Your task is to reproduce the material exactly.

(Structured figure records)

━━━━━━━━━━━━━━━━━━━━

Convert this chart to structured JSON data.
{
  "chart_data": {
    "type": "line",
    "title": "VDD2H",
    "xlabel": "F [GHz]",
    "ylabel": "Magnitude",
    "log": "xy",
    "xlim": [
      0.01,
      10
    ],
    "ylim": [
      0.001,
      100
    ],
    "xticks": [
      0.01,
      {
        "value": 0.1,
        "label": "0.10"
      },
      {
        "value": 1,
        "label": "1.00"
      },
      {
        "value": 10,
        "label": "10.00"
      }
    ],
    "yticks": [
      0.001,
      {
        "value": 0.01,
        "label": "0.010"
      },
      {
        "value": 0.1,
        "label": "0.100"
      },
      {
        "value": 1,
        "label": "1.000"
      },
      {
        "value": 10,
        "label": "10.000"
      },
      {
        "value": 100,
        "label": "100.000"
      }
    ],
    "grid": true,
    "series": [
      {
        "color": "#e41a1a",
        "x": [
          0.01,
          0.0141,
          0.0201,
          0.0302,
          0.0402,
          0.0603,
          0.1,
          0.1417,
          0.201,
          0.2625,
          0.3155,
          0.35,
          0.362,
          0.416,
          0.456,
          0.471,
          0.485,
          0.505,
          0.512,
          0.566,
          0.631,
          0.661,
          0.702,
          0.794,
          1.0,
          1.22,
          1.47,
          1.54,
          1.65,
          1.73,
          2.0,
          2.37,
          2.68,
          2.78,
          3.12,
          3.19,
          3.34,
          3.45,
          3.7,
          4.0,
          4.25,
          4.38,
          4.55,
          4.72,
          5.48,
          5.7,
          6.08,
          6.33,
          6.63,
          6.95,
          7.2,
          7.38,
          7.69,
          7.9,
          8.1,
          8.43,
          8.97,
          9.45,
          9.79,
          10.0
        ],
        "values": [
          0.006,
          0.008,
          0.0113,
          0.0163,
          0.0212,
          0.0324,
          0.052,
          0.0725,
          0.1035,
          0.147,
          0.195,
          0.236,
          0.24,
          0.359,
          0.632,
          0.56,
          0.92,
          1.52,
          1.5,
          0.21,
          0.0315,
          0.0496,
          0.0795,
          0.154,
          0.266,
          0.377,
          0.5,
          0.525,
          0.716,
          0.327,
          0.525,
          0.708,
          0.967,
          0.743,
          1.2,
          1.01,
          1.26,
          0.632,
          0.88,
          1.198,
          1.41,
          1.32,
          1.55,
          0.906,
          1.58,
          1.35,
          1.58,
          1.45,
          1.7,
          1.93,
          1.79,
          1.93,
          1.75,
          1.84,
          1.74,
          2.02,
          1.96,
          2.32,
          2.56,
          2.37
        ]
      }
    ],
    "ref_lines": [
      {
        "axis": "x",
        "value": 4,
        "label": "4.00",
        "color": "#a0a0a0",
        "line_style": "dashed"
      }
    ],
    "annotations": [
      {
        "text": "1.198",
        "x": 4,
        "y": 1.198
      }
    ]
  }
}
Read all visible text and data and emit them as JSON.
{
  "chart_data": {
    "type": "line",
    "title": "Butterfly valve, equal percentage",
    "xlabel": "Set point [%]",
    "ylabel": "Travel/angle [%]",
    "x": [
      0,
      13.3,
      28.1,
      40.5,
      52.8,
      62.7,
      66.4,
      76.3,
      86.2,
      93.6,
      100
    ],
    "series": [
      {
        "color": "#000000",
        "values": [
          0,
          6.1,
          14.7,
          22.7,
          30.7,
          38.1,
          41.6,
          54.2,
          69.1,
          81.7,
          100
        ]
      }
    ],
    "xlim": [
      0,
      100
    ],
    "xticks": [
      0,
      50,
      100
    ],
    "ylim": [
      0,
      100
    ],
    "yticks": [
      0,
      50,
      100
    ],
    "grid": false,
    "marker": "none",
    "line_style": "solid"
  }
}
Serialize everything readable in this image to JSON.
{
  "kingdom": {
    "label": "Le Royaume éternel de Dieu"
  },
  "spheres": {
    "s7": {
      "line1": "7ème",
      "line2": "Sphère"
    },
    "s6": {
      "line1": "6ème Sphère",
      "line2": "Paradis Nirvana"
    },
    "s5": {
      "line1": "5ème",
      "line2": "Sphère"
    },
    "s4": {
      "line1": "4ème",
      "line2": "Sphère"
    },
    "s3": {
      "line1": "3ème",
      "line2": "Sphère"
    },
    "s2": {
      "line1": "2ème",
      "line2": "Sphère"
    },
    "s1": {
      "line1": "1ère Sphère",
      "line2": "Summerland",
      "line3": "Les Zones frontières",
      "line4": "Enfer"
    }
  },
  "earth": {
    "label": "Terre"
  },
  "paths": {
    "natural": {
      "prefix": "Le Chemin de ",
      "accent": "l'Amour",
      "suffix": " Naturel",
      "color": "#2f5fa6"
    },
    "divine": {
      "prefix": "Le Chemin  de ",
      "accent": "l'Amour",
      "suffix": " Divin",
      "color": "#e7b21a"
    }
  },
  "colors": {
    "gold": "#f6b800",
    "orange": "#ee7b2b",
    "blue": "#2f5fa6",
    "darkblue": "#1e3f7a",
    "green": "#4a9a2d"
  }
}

━━━━━━━━━━━━━━━━━━━━

◆ **ANSWER IN FULL**
Convert this chart to structured JSON data.
{
  "chart_data": {
    "type": "line",
    "title": "VDD2H",
    "xlabel": "F [GHz]",
    "ylabel": "Magnitude",
    "log": "xy",
    "xlim": [
      0.01,
      10
    ],
    "ylim": [
      0.001,
      100
    ],
    "xticks": [
      0.01,
      {
        "value": 0.1,
        "label": "0.10"
      },
      {
        "value": 1,
        "label": "1.00"
      },
      {
        "value": 10,
        "label": "10.00"
      }
    ],
    "yticks": [
      0.001,
      {
        "value": 0.01,
        "label": "0.010"
      },
      {
        "value": 0.1,
        "label": "0.100"
      },
      {
        "value": 1,
        "label": "1.000"
      },
      {
        "value": 10,
        "label": "10.000"
      },
      {
        "value": 100,
        "label": "100.000"
      }
    ],
    "grid": true,
    "series": [
      {
        "color": "#e41a1a",
        "x": [
          0.01,
          0.0141,
          0.0201,
          0.0302,
          0.0402,
          0.0603,
          0.1,
          0.1417,
          0.201,
          0.2625,
          0.3155,
          0.35,
          0.362,
          0.416,
          0.456,
          0.471,
          0.485,
          0.505,
          0.512,
          0.566,
          0.631,
          0.661,
          0.702,
          0.794,
          1.0,
          1.22,
          1.47,
          1.54,
          1.65,
          1.73,
          2.0,
          2.37,
          2.68,
          2.78,
          3.12,
          3.19,
          3.34,
          3.45,
          3.7,
          4.0,
          4.25,
          4.38,
          4.55,
          4.72,
          5.48,
          5.7,
          6.08,
          6.33,
          6.63,
          6.95,
          7.2,
          7.38,
          7.69,
          7.9,
          8.1,
          8.43,
          8.97,
          9.45,
          9.79,
          10.0
        ],
        "values": [
          0.006,
          0.008,
          0.0113,
          0.0163,
          0.0212,
          0.0324,
          0.052,
          0.0725,
          0.1035,
          0.147,
          0.195,
          0.236,
          0.24,
          0.359,
          0.632,
          0.56,
          0.92,
          1.52,
          1.5,
          0.21,
          0.0315,
          0.0496,
          0.0795,
          0.154,
          0.266,
          0.377,
          0.5,
          0.525,
          0.716,
          0.327,
          0.525,
          0.708,
          0.967,
          0.743,
          1.2,
          1.01,
          1.26,
          0.632,
          0.88,
          1.198,
          1.41,
          1.32,
          1.55,
          0.906,
          1.58,
          1.35,
          1.58,
          1.45,
          1.7,
          1.93,
          1.79,
          1.93,
          1.75,
          1.84,
          1.74,
          2.02,
          1.96,
          2.32,
          2.56,
          2.37
        ]
      }
    ],
    "ref_lines": [
      {
        "axis": "x",
        "value": 4,
        "label": "4.00",
        "color": "#a0a0a0",
        "line_style": "dashed"
      }
    ],
    "annotations": [
      {
        "text": "1.198",
        "x": 4,
        "y": 1.198
      }
    ]
  }
}
Read all visible text and data and emit them as JSON.
{
  "chart_data": {
    "type": "line",
    "title": "Butterfly valve, equal percentage",
    "xlabel": "Set point [%]",
    "ylabel": "Travel/angle [%]",
    "x": [
      0,
      13.3,
      28.1,
      40.5,
      52.8,
      62.7,
      66.4,
      76.3,
      86.2,
      93.6,
      100
    ],
    "series": [
      {
        "color": "#000000",
        "values": [
          0,
          6.1,
          14.7,
          22.7,
          30.7,
          38.1,
          41.6,
          54.2,
          69.1,
          81.7,
          100
        ]
      }
    ],
    "xlim": [
      0,
      100
    ],
    "xticks": [
      0,
      50,
      100
    ],
    "ylim": [
      0,
      100
    ],
    "yticks": [
      0,
      50,
      100
    ],
    "grid": false,
    "marker": "none",
    "line_style": "solid"
  }
}
Serialize everything readable in this image to JSON.
{
  "kingdom": {
    "label": "Le Royaume éternel de Dieu"
  },
  "spheres": {
    "s7": {
      "line1": "7ème",
      "line2": "Sphère"
    },
    "s6": {
      "line1": "6ème Sphère",
      "line2": "Paradis Nirvana"
    },
    "s5": {
      "line1": "5ème",
      "line2": "Sphère"
    },
    "s4": {
      "line1": "4ème",
      "line2": "Sphère"
    },
    "s3": {
      "line1": "3ème",
      "line2": "Sphère"
    },
    "s2": {
      "line1": "2ème",
      "line2": "Sphère"
    },
    "s1": {
      "line1": "1ère Sphère",
      "line2": "Summerland",
      "line3": "Les Zones frontières",
      "line4": "Enfer"
    }
  },
  "earth": {
    "label": "Terre"
  },
  "paths": {
    "natural": {
      "prefix": "Le Chemin de ",
      "accent": "l'Amour",
      "suffix": " Naturel",
      "color": "#2f5fa6"
    },
    "divine": {
      "prefix": "Le Chemin  de ",
      "accent": "l'Amour",
      "suffix": " Divin",
      "color": "#e7b21a"
    }
  },
  "colors": {
    "gold": "#f6b800",
    "orange": "#ee7b2b",
    "blue": "#2f5fa6",
    "darkblue": "#1e3f7a",
    "green": "#4a9a2d"
  }
}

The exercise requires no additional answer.